A run of records:
------------------------------------------------
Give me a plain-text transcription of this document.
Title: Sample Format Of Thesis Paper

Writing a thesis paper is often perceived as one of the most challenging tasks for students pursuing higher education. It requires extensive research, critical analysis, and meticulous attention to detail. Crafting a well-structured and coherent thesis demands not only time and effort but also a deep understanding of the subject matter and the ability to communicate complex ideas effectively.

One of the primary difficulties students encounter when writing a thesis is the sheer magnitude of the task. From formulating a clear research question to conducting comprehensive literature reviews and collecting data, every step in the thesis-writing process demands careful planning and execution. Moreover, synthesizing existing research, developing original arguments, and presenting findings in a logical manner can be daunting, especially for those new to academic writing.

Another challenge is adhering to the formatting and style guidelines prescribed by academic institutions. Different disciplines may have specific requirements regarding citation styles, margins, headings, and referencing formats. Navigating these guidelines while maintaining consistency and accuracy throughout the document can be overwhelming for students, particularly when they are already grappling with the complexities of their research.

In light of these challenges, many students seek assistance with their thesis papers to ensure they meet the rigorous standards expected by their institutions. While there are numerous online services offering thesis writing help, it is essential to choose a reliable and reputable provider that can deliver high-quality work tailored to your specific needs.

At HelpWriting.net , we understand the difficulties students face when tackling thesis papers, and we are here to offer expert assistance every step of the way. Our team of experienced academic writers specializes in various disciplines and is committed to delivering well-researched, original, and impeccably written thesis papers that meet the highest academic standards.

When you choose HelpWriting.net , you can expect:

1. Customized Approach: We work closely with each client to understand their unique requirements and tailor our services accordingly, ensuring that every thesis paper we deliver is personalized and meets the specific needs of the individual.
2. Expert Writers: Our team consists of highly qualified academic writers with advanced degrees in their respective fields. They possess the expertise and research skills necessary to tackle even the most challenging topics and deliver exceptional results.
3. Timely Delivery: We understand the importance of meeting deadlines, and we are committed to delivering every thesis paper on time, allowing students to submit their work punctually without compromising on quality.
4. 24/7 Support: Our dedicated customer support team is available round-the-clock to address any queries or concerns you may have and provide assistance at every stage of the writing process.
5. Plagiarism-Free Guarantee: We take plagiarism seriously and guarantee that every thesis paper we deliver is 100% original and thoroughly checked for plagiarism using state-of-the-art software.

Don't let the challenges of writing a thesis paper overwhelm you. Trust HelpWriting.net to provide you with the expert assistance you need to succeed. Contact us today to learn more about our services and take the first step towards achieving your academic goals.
------------------------------------------------
GIVEN PROBLEM:
Using the exact wording, write out all of the records.

FULL OUTPUT:
Give me a plain-text transcription of this document.
Title: Sample Format Of Thesis Paper

Writing a thesis paper is often perceived as one of the most challenging tasks for students pursuing higher education. It requires extensive research, critical analysis, and meticulous attention to detail. Crafting a well-structured and coherent thesis demands not only time and effort but also a deep understanding of the subject matter and the ability to communicate complex ideas effectively.

One of the primary difficulties students encounter when writing a thesis is the sheer magnitude of the task. From formulating a clear research question to conducting comprehensive literature reviews and collecting data, every step in the thesis-writing process demands careful planning and execution. Moreover, synthesizing existing research, developing original arguments, and presenting findings in a logical manner can be daunting, especially for those new to academic writing.

Another challenge is adhering to the formatting and style guidelines prescribed by academic institutions. Different disciplines may have specific requirements regarding citation styles, margins, headings, and referencing formats. Navigating these guidelines while maintaining consistency and accuracy throughout the document can be overwhelming for students, particularly when they are already grappling with the complexities of their research.

In light of these challenges, many students seek assistance with their thesis papers to ensure they meet the rigorous standards expected by their institutions. While there are numerous online services offering thesis writing help, it is essential to choose a reliable and reputable provider that can deliver high-quality work tailored to your specific needs.

At HelpWriting.net , we understand the difficulties students face when tackling thesis papers, and we are here to offer expert assistance every step of the way. Our team of experienced academic writers specializes in various disciplines and is committed to delivering well-researched, original, and impeccably written thesis papers that meet the highest academic standards.

When you choose HelpWriting.net , you can expect:

1. Customized Approach: We work closely with each client to understand their unique requirements and tailor our services accordingly, ensuring that every thesis paper we deliver is personalized and meets the specific needs of the individual.
2. Expert Writers: Our team consists of highly qualified academic writers with advanced degrees in their respective fields. They possess the expertise and research skills necessary to tackle even the most challenging topics and deliver exceptional results.
3. Timely Delivery: We understand the importance of meeting deadlines, and we are committed to delivering every thesis paper on time, allowing students to submit their work punctually without compromising on quality.
4. 24/7 Support: Our dedicated customer support team is available round-the-clock to address any queries or concerns you may have and provide assistance at every stage of the writing process.
5. Plagiarism-Free Guarantee: We take plagiarism seriously and guarantee that every thesis paper we deliver is 100% original and thoroughly checked for plagiarism using state-of-the-art software.

Don't let the challenges of writing a thesis paper overwhelm you. Trust HelpWriting.net to provide you with the expert assistance you need to succeed. Contact us today to learn more about our services and take the first step towards achieving your academic goals.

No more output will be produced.